[Extracted data entries]

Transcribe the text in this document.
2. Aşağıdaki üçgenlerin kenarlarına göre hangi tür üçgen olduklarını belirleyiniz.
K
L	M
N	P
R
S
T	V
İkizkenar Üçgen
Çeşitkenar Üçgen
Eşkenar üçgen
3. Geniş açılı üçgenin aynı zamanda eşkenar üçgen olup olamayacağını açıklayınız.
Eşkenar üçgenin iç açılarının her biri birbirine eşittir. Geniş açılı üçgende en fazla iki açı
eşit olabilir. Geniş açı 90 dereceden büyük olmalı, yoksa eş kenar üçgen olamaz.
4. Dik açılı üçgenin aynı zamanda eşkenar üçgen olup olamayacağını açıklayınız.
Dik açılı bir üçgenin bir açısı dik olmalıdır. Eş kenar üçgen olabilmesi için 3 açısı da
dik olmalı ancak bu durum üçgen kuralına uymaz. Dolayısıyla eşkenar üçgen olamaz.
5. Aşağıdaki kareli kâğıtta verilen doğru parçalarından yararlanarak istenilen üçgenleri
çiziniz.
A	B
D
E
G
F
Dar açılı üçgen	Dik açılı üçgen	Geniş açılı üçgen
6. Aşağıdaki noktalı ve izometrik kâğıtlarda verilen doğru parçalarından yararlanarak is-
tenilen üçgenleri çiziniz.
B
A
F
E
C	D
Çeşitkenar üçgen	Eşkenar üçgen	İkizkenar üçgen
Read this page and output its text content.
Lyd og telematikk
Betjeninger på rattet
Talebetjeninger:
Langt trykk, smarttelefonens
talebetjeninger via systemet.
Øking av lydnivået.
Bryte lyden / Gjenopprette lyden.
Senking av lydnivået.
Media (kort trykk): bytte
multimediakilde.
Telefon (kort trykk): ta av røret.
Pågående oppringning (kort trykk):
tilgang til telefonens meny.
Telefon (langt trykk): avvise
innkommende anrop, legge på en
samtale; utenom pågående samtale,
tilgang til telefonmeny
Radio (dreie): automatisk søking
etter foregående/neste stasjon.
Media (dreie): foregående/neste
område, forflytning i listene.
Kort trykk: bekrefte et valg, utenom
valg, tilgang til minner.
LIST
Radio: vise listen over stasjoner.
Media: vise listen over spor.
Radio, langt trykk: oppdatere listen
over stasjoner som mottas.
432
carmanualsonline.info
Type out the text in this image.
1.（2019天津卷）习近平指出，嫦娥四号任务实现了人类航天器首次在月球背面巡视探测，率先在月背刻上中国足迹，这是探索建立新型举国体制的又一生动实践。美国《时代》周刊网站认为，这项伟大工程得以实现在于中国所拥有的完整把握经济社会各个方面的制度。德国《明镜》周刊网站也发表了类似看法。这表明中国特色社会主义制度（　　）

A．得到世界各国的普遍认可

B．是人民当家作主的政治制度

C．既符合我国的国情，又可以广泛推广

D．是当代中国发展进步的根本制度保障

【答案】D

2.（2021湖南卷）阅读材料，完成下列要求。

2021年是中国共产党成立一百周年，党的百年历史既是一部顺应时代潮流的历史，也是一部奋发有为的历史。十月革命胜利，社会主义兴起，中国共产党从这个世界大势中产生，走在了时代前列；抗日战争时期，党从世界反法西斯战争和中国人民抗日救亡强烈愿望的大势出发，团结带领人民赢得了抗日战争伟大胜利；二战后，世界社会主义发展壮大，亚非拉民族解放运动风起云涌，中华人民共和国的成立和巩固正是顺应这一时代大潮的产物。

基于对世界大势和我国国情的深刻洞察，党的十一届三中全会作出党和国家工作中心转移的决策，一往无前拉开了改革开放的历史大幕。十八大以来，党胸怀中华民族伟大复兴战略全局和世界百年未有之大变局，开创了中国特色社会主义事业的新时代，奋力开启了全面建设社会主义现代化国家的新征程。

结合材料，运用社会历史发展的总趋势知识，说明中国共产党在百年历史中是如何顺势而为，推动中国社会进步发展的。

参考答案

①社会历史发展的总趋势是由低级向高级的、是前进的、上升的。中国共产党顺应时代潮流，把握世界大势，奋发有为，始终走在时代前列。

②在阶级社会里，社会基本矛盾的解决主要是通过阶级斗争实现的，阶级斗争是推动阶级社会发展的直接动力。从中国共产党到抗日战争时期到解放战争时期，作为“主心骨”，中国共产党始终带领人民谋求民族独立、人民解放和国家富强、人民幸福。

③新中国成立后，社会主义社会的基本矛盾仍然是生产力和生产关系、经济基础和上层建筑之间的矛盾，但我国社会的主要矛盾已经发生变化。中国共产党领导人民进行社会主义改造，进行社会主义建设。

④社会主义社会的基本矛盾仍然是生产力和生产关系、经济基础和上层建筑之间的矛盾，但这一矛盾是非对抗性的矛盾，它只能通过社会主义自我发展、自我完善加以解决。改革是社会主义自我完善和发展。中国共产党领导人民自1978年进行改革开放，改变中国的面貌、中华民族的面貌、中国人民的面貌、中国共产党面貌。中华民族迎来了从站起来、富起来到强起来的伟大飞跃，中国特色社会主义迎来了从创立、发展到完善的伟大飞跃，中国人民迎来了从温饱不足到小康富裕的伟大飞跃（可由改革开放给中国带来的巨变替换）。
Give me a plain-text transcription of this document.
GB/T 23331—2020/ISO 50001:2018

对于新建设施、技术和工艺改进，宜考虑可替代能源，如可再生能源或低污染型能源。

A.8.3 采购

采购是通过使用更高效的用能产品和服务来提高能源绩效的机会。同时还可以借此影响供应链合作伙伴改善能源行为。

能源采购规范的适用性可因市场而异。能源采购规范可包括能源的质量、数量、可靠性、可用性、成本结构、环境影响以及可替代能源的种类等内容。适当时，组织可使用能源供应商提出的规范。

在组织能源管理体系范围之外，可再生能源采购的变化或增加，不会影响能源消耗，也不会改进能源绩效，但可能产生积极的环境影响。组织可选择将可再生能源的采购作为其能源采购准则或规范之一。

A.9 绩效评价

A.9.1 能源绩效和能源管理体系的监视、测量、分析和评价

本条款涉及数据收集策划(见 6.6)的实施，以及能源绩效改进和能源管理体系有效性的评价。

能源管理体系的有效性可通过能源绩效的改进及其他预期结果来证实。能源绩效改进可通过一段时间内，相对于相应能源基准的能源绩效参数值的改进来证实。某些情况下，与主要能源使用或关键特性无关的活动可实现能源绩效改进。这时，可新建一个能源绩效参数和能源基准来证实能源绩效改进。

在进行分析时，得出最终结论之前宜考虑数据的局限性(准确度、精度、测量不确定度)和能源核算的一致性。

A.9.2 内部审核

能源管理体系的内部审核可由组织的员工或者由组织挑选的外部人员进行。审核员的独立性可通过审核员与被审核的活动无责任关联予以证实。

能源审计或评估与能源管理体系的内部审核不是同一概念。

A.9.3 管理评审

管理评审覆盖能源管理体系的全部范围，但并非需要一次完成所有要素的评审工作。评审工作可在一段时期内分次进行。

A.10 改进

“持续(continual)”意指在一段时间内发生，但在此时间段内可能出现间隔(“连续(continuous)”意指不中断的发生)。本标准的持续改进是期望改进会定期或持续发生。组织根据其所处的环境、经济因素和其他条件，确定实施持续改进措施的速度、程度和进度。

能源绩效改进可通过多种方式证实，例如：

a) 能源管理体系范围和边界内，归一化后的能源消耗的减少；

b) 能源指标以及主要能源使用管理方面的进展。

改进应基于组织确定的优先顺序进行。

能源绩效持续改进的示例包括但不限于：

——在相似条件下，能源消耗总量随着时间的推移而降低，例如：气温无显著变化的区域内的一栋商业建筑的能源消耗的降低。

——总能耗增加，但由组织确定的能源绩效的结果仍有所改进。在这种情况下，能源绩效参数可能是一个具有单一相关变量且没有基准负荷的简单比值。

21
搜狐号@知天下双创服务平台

- **EXERCISE AIM**
Transcribe the entire listing above precisely.

- **FINISHED EXERCISE**
Transcribe the text in this document.
2. Aşağıdaki üçgenlerin kenarlarına göre hangi tür üçgen olduklarını belirleyiniz.
K
L	M
N	P
R
S
T	V
İkizkenar Üçgen
Çeşitkenar Üçgen
Eşkenar üçgen
3. Geniş açılı üçgenin aynı zamanda eşkenar üçgen olup olamayacağını açıklayınız.
Eşkenar üçgenin iç açılarının her biri birbirine eşittir. Geniş açılı üçgende en fazla iki açı
eşit olabilir. Geniş açı 90 dereceden büyük olmalı, yoksa eş kenar üçgen olamaz.
4. Dik açılı üçgenin aynı zamanda eşkenar üçgen olup olamayacağını açıklayınız.
Dik açılı bir üçgenin bir açısı dik olmalıdır. Eş kenar üçgen olabilmesi için 3 açısı da
dik olmalı ancak bu durum üçgen kuralına uymaz. Dolayısıyla eşkenar üçgen olamaz.
5. Aşağıdaki kareli kâğıtta verilen doğru parçalarından yararlanarak istenilen üçgenleri
çiziniz.
A	B
D
E
G
F
Dar açılı üçgen	Dik açılı üçgen	Geniş açılı üçgen
6. Aşağıdaki noktalı ve izometrik kâğıtlarda verilen doğru parçalarından yararlanarak is-
tenilen üçgenleri çiziniz.
B
A
F
E
C	D
Çeşitkenar üçgen	Eşkenar üçgen	İkizkenar üçgen
Read this page and output its text content.
Lyd og telematikk
Betjeninger på rattet
Talebetjeninger:
Langt trykk, smarttelefonens
talebetjeninger via systemet.
Øking av lydnivået.
Bryte lyden / Gjenopprette lyden.
Senking av lydnivået.
Media (kort trykk): bytte
multimediakilde.
Telefon (kort trykk): ta av røret.
Pågående oppringning (kort trykk):
tilgang til telefonens meny.
Telefon (langt trykk): avvise
innkommende anrop, legge på en
samtale; utenom pågående samtale,
tilgang til telefonmeny
Radio (dreie): automatisk søking
etter foregående/neste stasjon.
Media (dreie): foregående/neste
område, forflytning i listene.
Kort trykk: bekrefte et valg, utenom
valg, tilgang til minner.
LIST
Radio: vise listen over stasjoner.
Media: vise listen over spor.
Radio, langt trykk: oppdatere listen
over stasjoner som mottas.
432
carmanualsonline.info
Type out the text in this image.
1.（2019天津卷）习近平指出，嫦娥四号任务实现了人类航天器首次在月球背面巡视探测，率先在月背刻上中国足迹，这是探索建立新型举国体制的又一生动实践。美国《时代》周刊网站认为，这项伟大工程得以实现在于中国所拥有的完整把握经济社会各个方面的制度。德国《明镜》周刊网站也发表了类似看法。这表明中国特色社会主义制度（　　）

A．得到世界各国的普遍认可

B．是人民当家作主的政治制度

C．既符合我国的国情，又可以广泛推广

D．是当代中国发展进步的根本制度保障

【答案】D

2.（2021湖南卷）阅读材料，完成下列要求。

2021年是中国共产党成立一百周年，党的百年历史既是一部顺应时代潮流的历史，也是一部奋发有为的历史。十月革命胜利，社会主义兴起，中国共产党从这个世界大势中产生，走在了时代前列；抗日战争时期，党从世界反法西斯战争和中国人民抗日救亡强烈愿望的大势出发，团结带领人民赢得了抗日战争伟大胜利；二战后，世界社会主义发展壮大，亚非拉民族解放运动风起云涌，中华人民共和国的成立和巩固正是顺应这一时代大潮的产物。

基于对世界大势和我国国情的深刻洞察，党的十一届三中全会作出党和国家工作中心转移的决策，一往无前拉开了改革开放的历史大幕。十八大以来，党胸怀中华民族伟大复兴战略全局和世界百年未有之大变局，开创了中国特色社会主义事业的新时代，奋力开启了全面建设社会主义现代化国家的新征程。

结合材料，运用社会历史发展的总趋势知识，说明中国共产党在百年历史中是如何顺势而为，推动中国社会进步发展的。

参考答案

①社会历史发展的总趋势是由低级向高级的、是前进的、上升的。中国共产党顺应时代潮流，把握世界大势，奋发有为，始终走在时代前列。

②在阶级社会里，社会基本矛盾的解决主要是通过阶级斗争实现的，阶级斗争是推动阶级社会发展的直接动力。从中国共产党到抗日战争时期到解放战争时期，作为“主心骨”，中国共产党始终带领人民谋求民族独立、人民解放和国家富强、人民幸福。

③新中国成立后，社会主义社会的基本矛盾仍然是生产力和生产关系、经济基础和上层建筑之间的矛盾，但我国社会的主要矛盾已经发生变化。中国共产党领导人民进行社会主义改造，进行社会主义建设。

④社会主义社会的基本矛盾仍然是生产力和生产关系、经济基础和上层建筑之间的矛盾，但这一矛盾是非对抗性的矛盾，它只能通过社会主义自我发展、自我完善加以解决。改革是社会主义自我完善和发展。中国共产党领导人民自1978年进行改革开放，改变中国的面貌、中华民族的面貌、中国人民的面貌、中国共产党面貌。中华民族迎来了从站起来、富起来到强起来的伟大飞跃，中国特色社会主义迎来了从创立、发展到完善的伟大飞跃，中国人民迎来了从温饱不足到小康富裕的伟大飞跃（可由改革开放给中国带来的巨变替换）。
Give me a plain-text transcription of this document.
GB/T 23331—2020/ISO 50001:2018

对于新建设施、技术和工艺改进，宜考虑可替代能源，如可再生能源或低污染型能源。

A.8.3 采购

采购是通过使用更高效的用能产品和服务来提高能源绩效的机会。同时还可以借此影响供应链合作伙伴改善能源行为。

能源采购规范的适用性可因市场而异。能源采购规范可包括能源的质量、数量、可靠性、可用性、成本结构、环境影响以及可替代能源的种类等内容。适当时，组织可使用能源供应商提出的规范。

在组织能源管理体系范围之外，可再生能源采购的变化或增加，不会影响能源消耗，也不会改进能源绩效，但可能产生积极的环境影响。组织可选择将可再生能源的采购作为其能源采购准则或规范之一。

A.9 绩效评价

A.9.1 能源绩效和能源管理体系的监视、测量、分析和评价

本条款涉及数据收集策划(见 6.6)的实施，以及能源绩效改进和能源管理体系有效性的评价。

能源管理体系的有效性可通过能源绩效的改进及其他预期结果来证实。能源绩效改进可通过一段时间内，相对于相应能源基准的能源绩效参数值的改进来证实。某些情况下，与主要能源使用或关键特性无关的活动可实现能源绩效改进。这时，可新建一个能源绩效参数和能源基准来证实能源绩效改进。

在进行分析时，得出最终结论之前宜考虑数据的局限性(准确度、精度、测量不确定度)和能源核算的一致性。

A.9.2 内部审核

能源管理体系的内部审核可由组织的员工或者由组织挑选的外部人员进行。审核员的独立性可通过审核员与被审核的活动无责任关联予以证实。

能源审计或评估与能源管理体系的内部审核不是同一概念。

A.9.3 管理评审

管理评审覆盖能源管理体系的全部范围，但并非需要一次完成所有要素的评审工作。评审工作可在一段时期内分次进行。

A.10 改进

“持续(continual)”意指在一段时间内发生，但在此时间段内可能出现间隔(“连续(continuous)”意指不中断的发生)。本标准的持续改进是期望改进会定期或持续发生。组织根据其所处的环境、经济因素和其他条件，确定实施持续改进措施的速度、程度和进度。

能源绩效改进可通过多种方式证实，例如：

a) 能源管理体系范围和边界内，归一化后的能源消耗的减少；

b) 能源指标以及主要能源使用管理方面的进展。

改进应基于组织确定的优先顺序进行。

能源绩效持续改进的示例包括但不限于：

——在相似条件下，能源消耗总量随着时间的推移而降低，例如：气温无显著变化的区域内的一栋商业建筑的能源消耗的降低。

——总能耗增加，但由组织确定的能源绩效的结果仍有所改进。在这种情况下，能源绩效参数可能是一个具有单一相关变量且没有基准负荷的简单比值。

21
搜狐号@知天下双创服务平台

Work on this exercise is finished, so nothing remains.